WHAT THE TASK ASKS
Please copy the lines below word for word, leaving out the pictures.

DATA SUPPLIED

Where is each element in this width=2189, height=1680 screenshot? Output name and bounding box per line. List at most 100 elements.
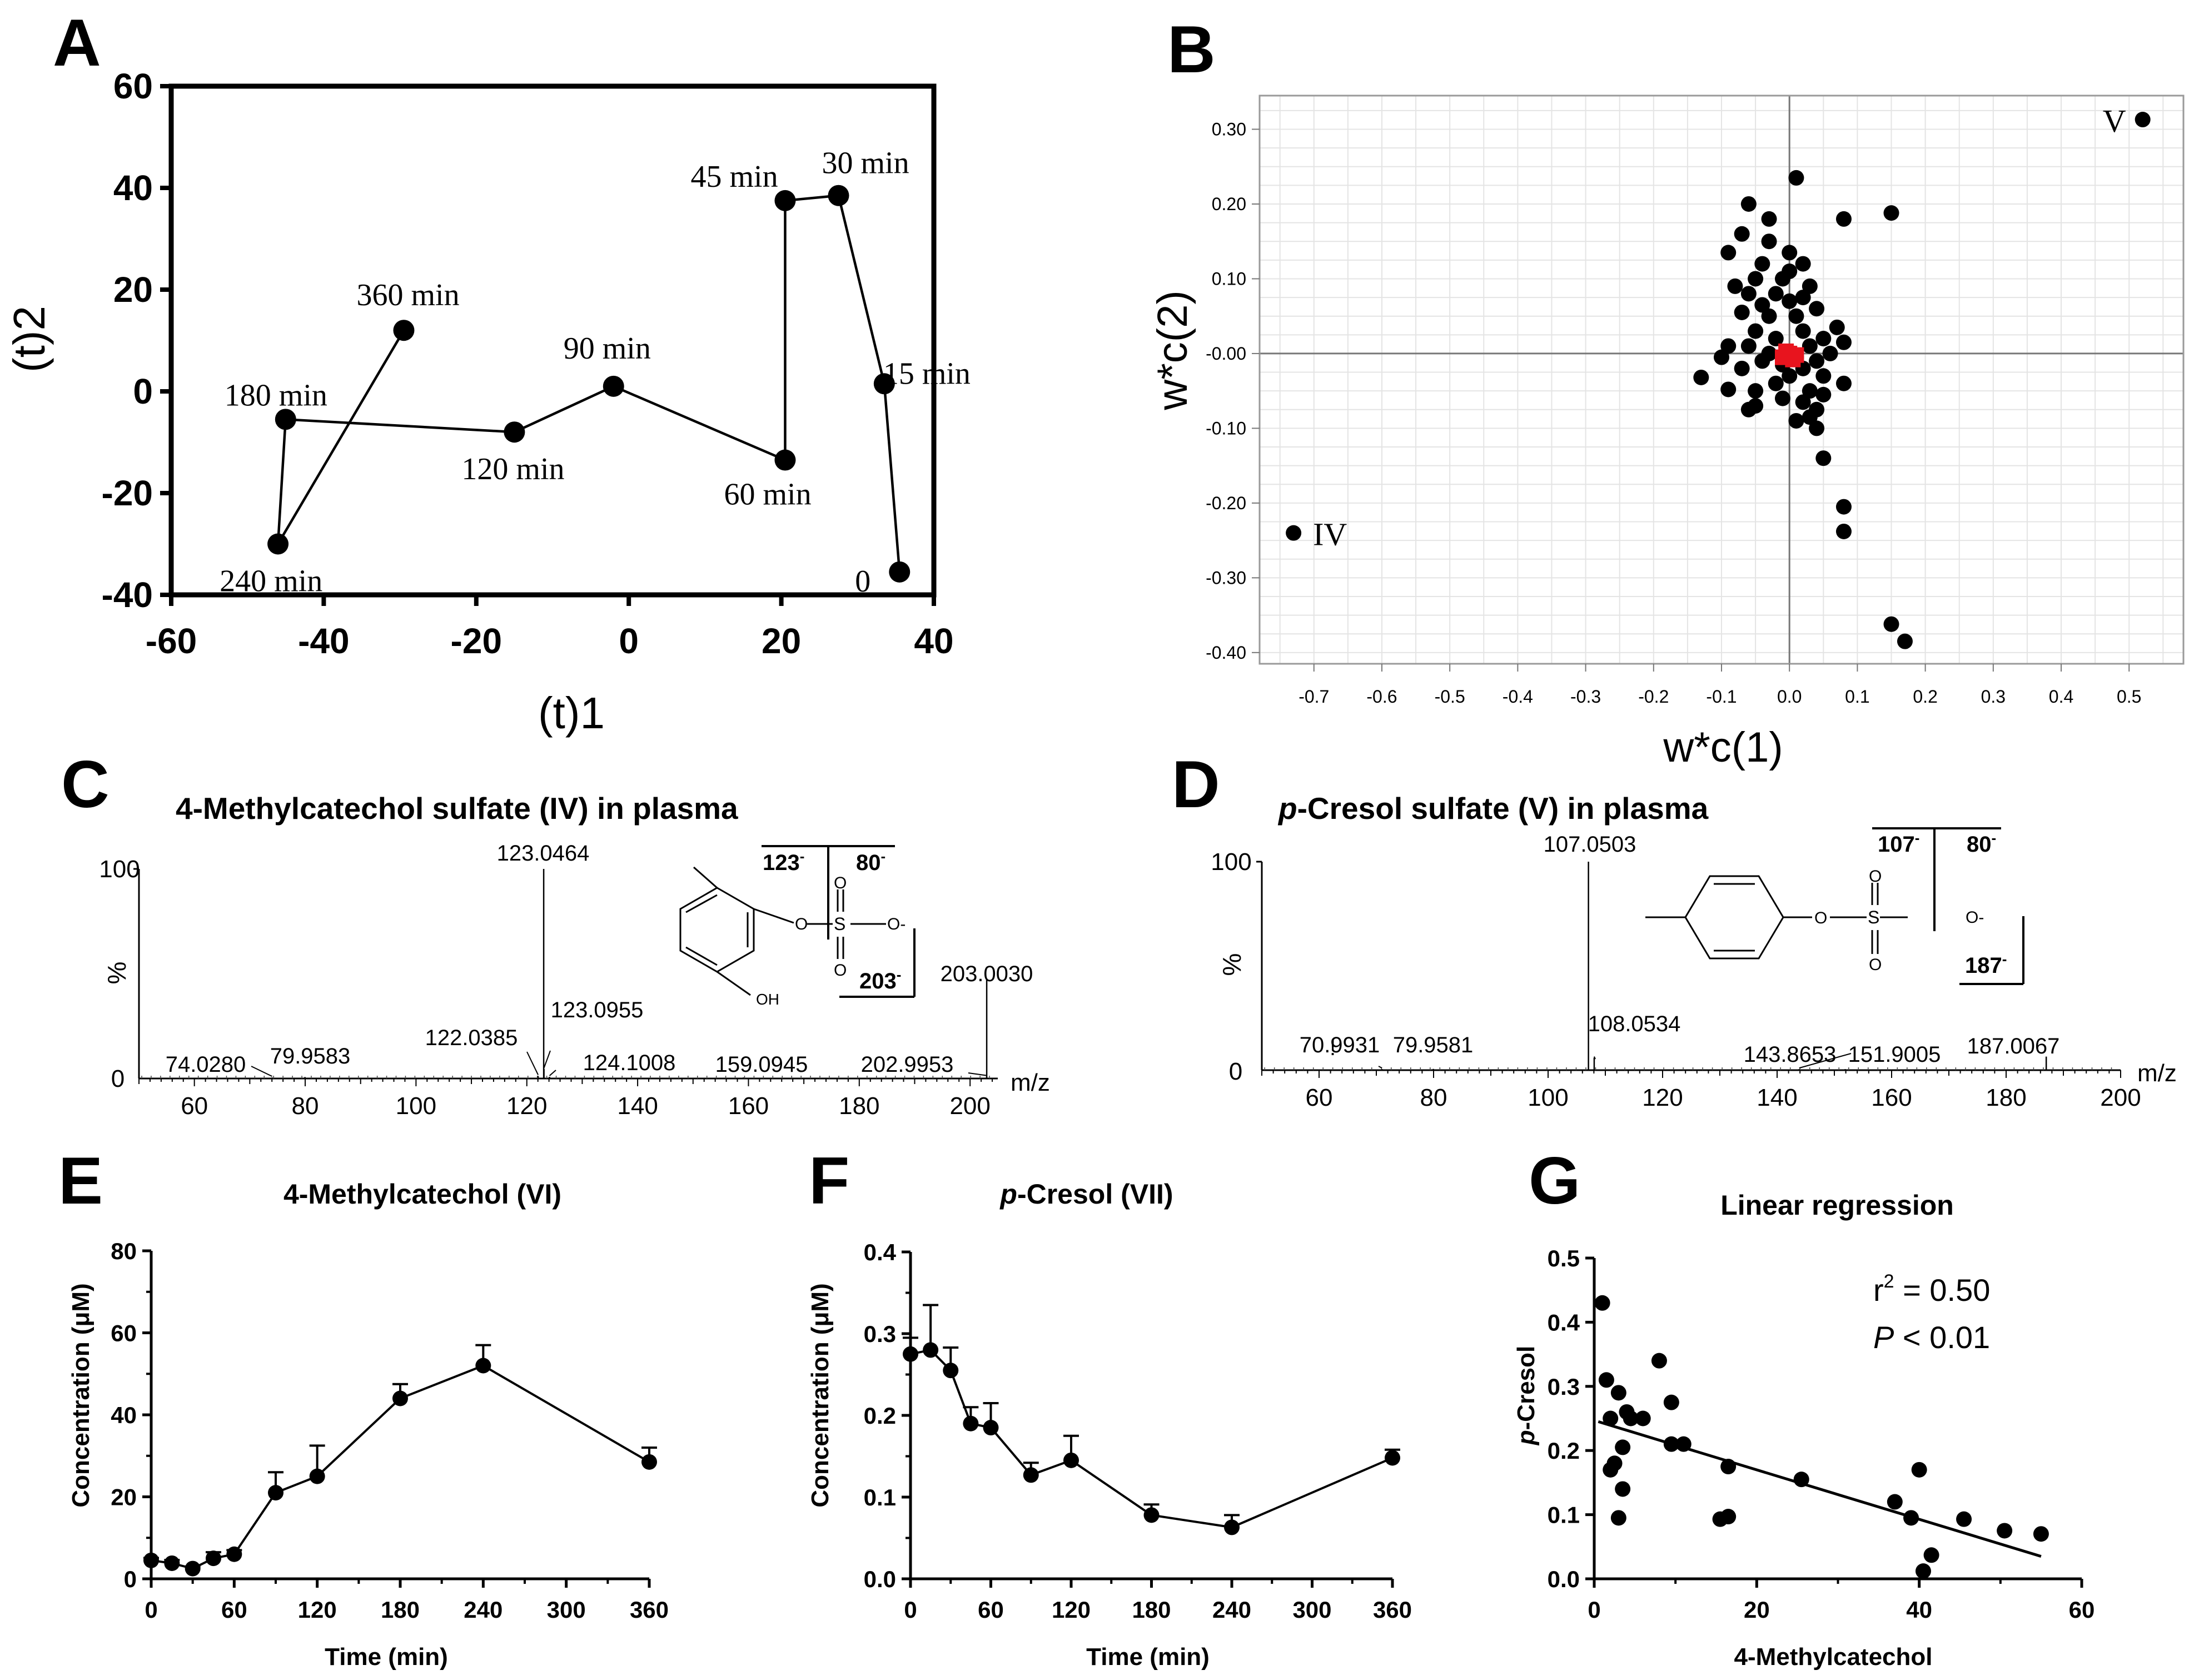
x-tick-label-b: -0.6 — [1366, 687, 1397, 707]
x-tick-label: 0 — [904, 1597, 917, 1623]
x-tick-label: 80 — [292, 1092, 319, 1120]
scatter-point — [1651, 1353, 1667, 1369]
y-tick-label-b: 0.20 — [1212, 194, 1246, 214]
peak-leader-line — [968, 1072, 987, 1076]
time-point-marker — [603, 375, 624, 397]
x-tick-label: 200 — [949, 1092, 990, 1120]
data-point — [1063, 1452, 1079, 1468]
x-tick-label: 40 — [1906, 1597, 1932, 1623]
scatter-point — [1603, 1410, 1619, 1426]
scatter-point — [1610, 1385, 1626, 1401]
time-point-marker — [774, 449, 796, 471]
y-tick-label: 0.0 — [864, 1566, 896, 1592]
o-minus-label-d: O- — [1966, 908, 1984, 927]
spectrum-axes-c: 60 80 100 120 140 160 180 200 — [133, 868, 998, 1120]
loading-point — [1883, 616, 1899, 632]
loading-point — [1809, 301, 1825, 317]
y-axis-label-e: Concentration (μM) — [67, 1283, 94, 1507]
fragment-123-c: 123- — [763, 848, 804, 875]
peak-leader-line — [549, 1070, 556, 1076]
peak-label: 79.9583 — [270, 1044, 351, 1068]
time-point-label: 0 — [855, 564, 870, 599]
scatter-point — [1887, 1494, 1903, 1510]
loading-point — [1802, 278, 1818, 294]
x-tick-label: 100 — [396, 1092, 436, 1120]
y-tick-label: 0.3 — [1548, 1374, 1580, 1400]
loading-point — [1761, 211, 1777, 227]
loading-point — [1761, 233, 1777, 250]
x-tick-label: 20 — [1744, 1597, 1770, 1623]
x-tick-label-a: -20 — [451, 621, 503, 661]
x-tick-label: 140 — [1757, 1084, 1797, 1111]
loading-point — [1802, 383, 1818, 399]
y-100-c: 100 — [99, 856, 140, 883]
x-tick-label: 100 — [1528, 1084, 1568, 1111]
series-line — [151, 1364, 650, 1570]
loading-point — [1809, 353, 1825, 369]
data-point — [923, 1342, 939, 1358]
data-point — [1385, 1450, 1400, 1466]
panel-d: D p-Cresol sulfate (V) in plasma 100 0 %… — [1172, 747, 2177, 1111]
x-tick-label: 60 — [2069, 1597, 2095, 1623]
chart-title-f: p-Cresol (VII) — [999, 1179, 1173, 1210]
structure-labels-d: O S O O O- 107- 80- 187- — [1814, 829, 2007, 978]
series-line — [910, 1349, 1393, 1529]
x-tick-label-b: 0.5 — [2117, 687, 2141, 707]
y-tick-label-b: -0.10 — [1206, 418, 1246, 438]
scatter-point — [2033, 1526, 2049, 1542]
y-tick-label-b: -0.20 — [1206, 493, 1246, 513]
x-tick-label: 120 — [1642, 1084, 1683, 1111]
scatter-point — [1610, 1510, 1626, 1526]
x-tick-label: 60 — [1306, 1084, 1333, 1111]
panel-letter-g: G — [1529, 1144, 1580, 1218]
loading-point — [1815, 386, 1832, 402]
labeled-loading-point — [2135, 112, 2151, 128]
y-tick-label: 60 — [111, 1320, 137, 1346]
scatter-point — [1675, 1436, 1692, 1452]
time-point-marker — [393, 320, 415, 341]
x-tick-label-b: 0.2 — [1913, 687, 1937, 707]
loading-point — [1788, 308, 1804, 324]
x-tick-label-a: -60 — [146, 621, 197, 661]
o-bottom-label-c: O — [834, 961, 847, 980]
scatter-point — [1623, 1410, 1639, 1426]
x-axis-label-f: Time (min) — [1086, 1643, 1210, 1671]
x-tick-label-b: -0.5 — [1435, 687, 1465, 707]
loading-point — [1740, 338, 1757, 354]
peak-label: 123.0464 — [497, 841, 590, 866]
s-label-c: S — [834, 914, 845, 934]
loading-point — [1883, 205, 1899, 221]
panel-c: C 4-Methylcatechol sulfate (IV) in plasm… — [61, 747, 1050, 1120]
scatter-point — [1615, 1439, 1631, 1455]
x-tick-label: 140 — [617, 1092, 658, 1120]
peak-label: 74.0280 — [166, 1052, 246, 1077]
y-tick-label: 0.1 — [864, 1484, 896, 1510]
axis-ticks-b: -0.7 -0.6 -0.5 -0.4 -0.3 -0.2 -0.1 0.0 0.1 0.2 0.3… — [1206, 120, 2141, 707]
scatter-point — [1615, 1481, 1631, 1497]
x-tick-label-b: -0.3 — [1570, 687, 1601, 707]
loading-point — [1795, 256, 1811, 272]
y-percent-d: % — [1217, 953, 1246, 976]
time-point-label: 180 min — [225, 378, 327, 412]
highlight-point — [1785, 351, 1801, 367]
loading-point — [1734, 360, 1750, 376]
trajectory-points: 0 15 min 30 min 45 min 60 min 90 min 120 min 18… — [220, 146, 971, 599]
fragment-187-d: 187- — [1965, 951, 2007, 978]
peak-leader-line — [526, 1051, 539, 1075]
structure-p-cresol-sulfate — [1645, 827, 2024, 985]
scatter-point — [1606, 1455, 1623, 1472]
peak-label: 123.0955 — [551, 998, 644, 1022]
panel-letter-b: B — [1167, 12, 1216, 87]
y-tick-label-a: 0 — [133, 371, 153, 411]
x-tick-label: 180 — [381, 1597, 420, 1623]
y-tick-label: 0.1 — [1548, 1502, 1580, 1528]
time-point-label: 45 min — [690, 160, 778, 194]
time-point-marker — [267, 533, 289, 555]
x-tick-label-b: -0.7 — [1299, 687, 1329, 707]
x-tick-label: 360 — [1373, 1597, 1412, 1623]
peak-label: 122.0385 — [425, 1026, 518, 1050]
x-tick-label: 160 — [1871, 1084, 1912, 1111]
peak-label: 151.9005 — [1848, 1042, 1941, 1067]
loading-point — [1897, 633, 1913, 649]
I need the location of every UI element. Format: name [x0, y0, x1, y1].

PROBLEM SOLUTION
Where is each element in this width=2189, height=1680 screenshot? Output name and bounding box per line. List at most 100 elements.
x-tick-label-b: -0.6 — [1366, 687, 1397, 707]
x-tick-label: 0 — [904, 1597, 917, 1623]
x-tick-label: 80 — [292, 1092, 319, 1120]
scatter-point — [1651, 1353, 1667, 1369]
y-tick-label-b: 0.20 — [1212, 194, 1246, 214]
peak-leader-line — [968, 1072, 987, 1076]
time-point-marker — [603, 375, 624, 397]
x-tick-label: 200 — [949, 1092, 990, 1120]
data-point — [1063, 1452, 1079, 1468]
x-tick-label: 40 — [1906, 1597, 1932, 1623]
scatter-point — [1603, 1410, 1619, 1426]
scatter-point — [1610, 1385, 1626, 1401]
time-point-marker — [774, 449, 796, 471]
y-tick-label: 0.0 — [864, 1566, 896, 1592]
o-minus-label-d: O- — [1966, 908, 1984, 927]
spectrum-axes-c: 60 80 100 120 140 160 180 200 — [133, 868, 998, 1120]
loading-point — [1883, 616, 1899, 632]
loading-point — [1809, 301, 1825, 317]
y-axis-label-e: Concentration (μM) — [67, 1283, 94, 1507]
fragment-123-c: 123- — [763, 848, 804, 875]
peak-leader-line — [549, 1070, 556, 1076]
peak-label: 79.9583 — [270, 1044, 351, 1068]
time-point-label: 0 — [855, 564, 870, 599]
scatter-point — [1887, 1494, 1903, 1510]
loading-point — [1802, 278, 1818, 294]
x-tick-label: 100 — [396, 1092, 436, 1120]
y-tick-label: 0.3 — [1548, 1374, 1580, 1400]
loading-point — [1761, 211, 1777, 227]
loading-point — [1761, 233, 1777, 250]
x-tick-label: 20 — [1744, 1597, 1770, 1623]
x-tick-label-a: -20 — [451, 621, 503, 661]
x-tick-label: 140 — [1757, 1084, 1797, 1111]
loading-point — [1802, 383, 1818, 399]
y-100-c: 100 — [99, 856, 140, 883]
x-tick-label: 100 — [1528, 1084, 1568, 1111]
series-line — [151, 1364, 650, 1570]
loading-point — [1809, 353, 1825, 369]
data-point — [923, 1342, 939, 1358]
data-point — [1385, 1450, 1400, 1466]
panel-d: D p-Cresol sulfate (V) in plasma 100 0 %… — [1172, 747, 2177, 1111]
x-tick-label: 60 — [2069, 1597, 2095, 1623]
chart-title-f: p-Cresol (VII) — [999, 1179, 1173, 1210]
structure-labels-d: O S O O O- 107- 80- 187- — [1814, 829, 2007, 978]
series-line — [910, 1349, 1393, 1529]
x-tick-label-b: 0.5 — [2117, 687, 2141, 707]
y-tick-label-b: -0.10 — [1206, 418, 1246, 438]
scatter-point — [2033, 1526, 2049, 1542]
y-tick-label-b: -0.20 — [1206, 493, 1246, 513]
x-tick-label: 120 — [1642, 1084, 1683, 1111]
scatter-point — [1610, 1510, 1626, 1526]
x-tick-label: 60 — [1306, 1084, 1333, 1111]
panel-letter-g: G — [1529, 1144, 1580, 1218]
loading-point — [1815, 386, 1832, 402]
labeled-loading-point — [2135, 112, 2151, 128]
y-tick-label: 60 — [111, 1320, 137, 1346]
scatter-point — [1675, 1436, 1692, 1452]
time-point-marker — [393, 320, 415, 341]
x-tick-label-b: 0.2 — [1913, 687, 1937, 707]
loading-point — [1788, 308, 1804, 324]
x-tick-label-a: -60 — [146, 621, 197, 661]
o-bottom-label-c: O — [834, 961, 847, 980]
scatter-point — [1623, 1410, 1639, 1426]
x-axis-label-f: Time (min) — [1086, 1643, 1210, 1671]
x-tick-label-b: -0.5 — [1435, 687, 1465, 707]
loading-point — [1740, 338, 1757, 354]
peak-label: 123.0464 — [497, 841, 590, 866]
s-label-c: S — [834, 914, 845, 934]
loading-point — [1883, 205, 1899, 221]
panel-c: C 4-Methylcatechol sulfate (IV) in plasm… — [61, 747, 1050, 1120]
scatter-point — [1615, 1439, 1631, 1455]
x-tick-label: 140 — [617, 1092, 658, 1120]
peak-label: 74.0280 — [166, 1052, 246, 1077]
y-tick-label: 0.1 — [864, 1484, 896, 1510]
axis-ticks-b: -0.7 -0.6 -0.5 -0.4 -0.3 -0.2 -0.1 0.0 0.1 0.2 0.3… — [1206, 120, 2141, 707]
scatter-point — [1615, 1481, 1631, 1497]
x-tick-label-b: -0.3 — [1570, 687, 1601, 707]
loading-point — [1795, 256, 1811, 272]
y-percent-d: % — [1217, 953, 1246, 976]
time-point-label: 180 min — [225, 378, 327, 412]
highlight-point — [1785, 351, 1801, 367]
loading-point — [1734, 360, 1750, 376]
trajectory-points: 0 15 min 30 min 45 min 60 min 90 min 120 min 18… — [220, 146, 971, 599]
fragment-187-d: 187- — [1965, 951, 2007, 978]
peak-leader-line — [526, 1051, 539, 1075]
structure-p-cresol-sulfate — [1645, 827, 2024, 985]
scatter-point — [1606, 1455, 1623, 1472]
peak-label: 123.0955 — [551, 998, 644, 1022]
panel-letter-b: B — [1167, 12, 1216, 87]
y-tick-label-a: 0 — [133, 371, 153, 411]
x-tick-label: 180 — [381, 1597, 420, 1623]
y-tick-label: 0.1 — [1548, 1502, 1580, 1528]
time-point-label: 45 min — [690, 160, 778, 194]
time-point-marker — [267, 533, 289, 555]
x-tick-label-b: -0.7 — [1299, 687, 1329, 707]
x-tick-label: 360 — [1373, 1597, 1412, 1623]
peak-label: 122.0385 — [425, 1026, 518, 1050]
x-tick-label: 160 — [1871, 1084, 1912, 1111]
peak-label: 151.9005 — [1848, 1042, 1941, 1067]
loading-point — [1897, 633, 1913, 649]
I need the location of every UI element. Format: name [x0, y0, x1, y1].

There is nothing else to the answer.